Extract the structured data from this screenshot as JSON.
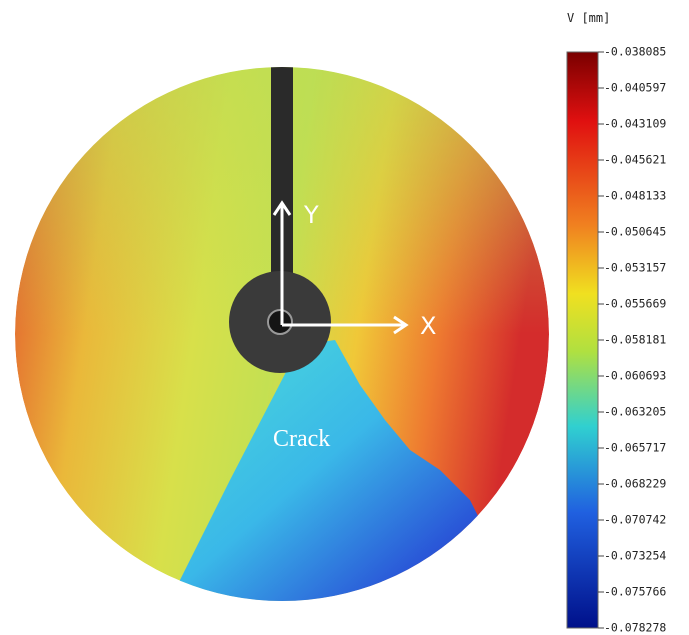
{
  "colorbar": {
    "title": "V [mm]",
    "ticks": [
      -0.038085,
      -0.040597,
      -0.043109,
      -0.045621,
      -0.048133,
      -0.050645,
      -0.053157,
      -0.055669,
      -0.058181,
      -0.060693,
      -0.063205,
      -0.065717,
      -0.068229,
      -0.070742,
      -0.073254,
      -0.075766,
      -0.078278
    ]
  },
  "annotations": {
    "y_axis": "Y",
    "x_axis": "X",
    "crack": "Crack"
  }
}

Instructions for the task:
Can you restate all the records above word for word while dropping the pictures?

Response to this task:
Extract the structured data from this screenshot as JSON.
{
  "colorbar": {
    "title": "V [mm]",
    "ticks": [
      -0.038085,
      -0.040597,
      -0.043109,
      -0.045621,
      -0.048133,
      -0.050645,
      -0.053157,
      -0.055669,
      -0.058181,
      -0.060693,
      -0.063205,
      -0.065717,
      -0.068229,
      -0.070742,
      -0.073254,
      -0.075766,
      -0.078278
    ]
  },
  "annotations": {
    "y_axis": "Y",
    "x_axis": "X",
    "crack": "Crack"
  }
}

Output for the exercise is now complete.